▼

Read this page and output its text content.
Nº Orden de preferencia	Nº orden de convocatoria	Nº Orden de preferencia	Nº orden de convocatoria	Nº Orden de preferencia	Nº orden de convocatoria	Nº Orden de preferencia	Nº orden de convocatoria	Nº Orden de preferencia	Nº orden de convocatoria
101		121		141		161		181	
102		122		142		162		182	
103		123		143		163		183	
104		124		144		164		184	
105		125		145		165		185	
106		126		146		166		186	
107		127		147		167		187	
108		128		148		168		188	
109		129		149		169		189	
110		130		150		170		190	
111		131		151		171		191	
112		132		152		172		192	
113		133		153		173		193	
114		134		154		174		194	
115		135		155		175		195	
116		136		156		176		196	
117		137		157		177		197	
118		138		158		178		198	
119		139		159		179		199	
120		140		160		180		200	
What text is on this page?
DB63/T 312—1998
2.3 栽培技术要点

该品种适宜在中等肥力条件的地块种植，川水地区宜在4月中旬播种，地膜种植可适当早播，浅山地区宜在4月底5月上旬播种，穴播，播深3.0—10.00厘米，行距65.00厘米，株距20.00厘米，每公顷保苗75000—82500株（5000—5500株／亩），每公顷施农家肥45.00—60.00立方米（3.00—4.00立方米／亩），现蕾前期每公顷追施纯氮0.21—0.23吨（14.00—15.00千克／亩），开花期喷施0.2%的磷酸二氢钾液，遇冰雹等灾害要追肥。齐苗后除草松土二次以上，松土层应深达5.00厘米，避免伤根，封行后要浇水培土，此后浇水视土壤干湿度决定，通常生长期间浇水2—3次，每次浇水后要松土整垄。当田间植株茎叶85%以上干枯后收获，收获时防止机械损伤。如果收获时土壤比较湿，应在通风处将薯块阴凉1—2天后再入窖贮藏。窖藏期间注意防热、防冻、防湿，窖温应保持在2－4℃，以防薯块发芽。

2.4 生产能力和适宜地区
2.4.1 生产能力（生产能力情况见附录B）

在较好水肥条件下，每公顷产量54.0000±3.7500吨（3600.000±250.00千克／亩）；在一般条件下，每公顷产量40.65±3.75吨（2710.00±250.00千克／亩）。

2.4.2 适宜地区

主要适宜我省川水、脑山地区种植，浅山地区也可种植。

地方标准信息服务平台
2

▲

■ Requirements:
Restate the listing in full, word for word.

■ Solution for this problem:
Read this page and output its text content.
Nº Orden de preferencia	Nº orden de convocatoria	Nº Orden de preferencia	Nº orden de convocatoria	Nº Orden de preferencia	Nº orden de convocatoria	Nº Orden de preferencia	Nº orden de convocatoria	Nº Orden de preferencia	Nº orden de convocatoria
101		121		141		161		181	
102		122		142		162		182	
103		123		143		163		183	
104		124		144		164		184	
105		125		145		165		185	
106		126		146		166		186	
107		127		147		167		187	
108		128		148		168		188	
109		129		149		169		189	
110		130		150		170		190	
111		131		151		171		191	
112		132		152		172		192	
113		133		153		173		193	
114		134		154		174		194	
115		135		155		175		195	
116		136		156		176		196	
117		137		157		177		197	
118		138		158		178		198	
119		139		159		179		199	
120		140		160		180		200	
What text is on this page?
DB63/T 312—1998
2.3 栽培技术要点

该品种适宜在中等肥力条件的地块种植，川水地区宜在4月中旬播种，地膜种植可适当早播，浅山地区宜在4月底5月上旬播种，穴播，播深3.0—10.00厘米，行距65.00厘米，株距20.00厘米，每公顷保苗75000—82500株（5000—5500株／亩），每公顷施农家肥45.00—60.00立方米（3.00—4.00立方米／亩），现蕾前期每公顷追施纯氮0.21—0.23吨（14.00—15.00千克／亩），开花期喷施0.2%的磷酸二氢钾液，遇冰雹等灾害要追肥。齐苗后除草松土二次以上，松土层应深达5.00厘米，避免伤根，封行后要浇水培土，此后浇水视土壤干湿度决定，通常生长期间浇水2—3次，每次浇水后要松土整垄。当田间植株茎叶85%以上干枯后收获，收获时防止机械损伤。如果收获时土壤比较湿，应在通风处将薯块阴凉1—2天后再入窖贮藏。窖藏期间注意防热、防冻、防湿，窖温应保持在2－4℃，以防薯块发芽。

2.4 生产能力和适宜地区
2.4.1 生产能力（生产能力情况见附录B）

在较好水肥条件下，每公顷产量54.0000±3.7500吨（3600.000±250.00千克／亩）；在一般条件下，每公顷产量40.65±3.75吨（2710.00±250.00千克／亩）。

2.4.2 适宜地区

主要适宜我省川水、脑山地区种植，浅山地区也可种植。

地方标准信息服务平台
2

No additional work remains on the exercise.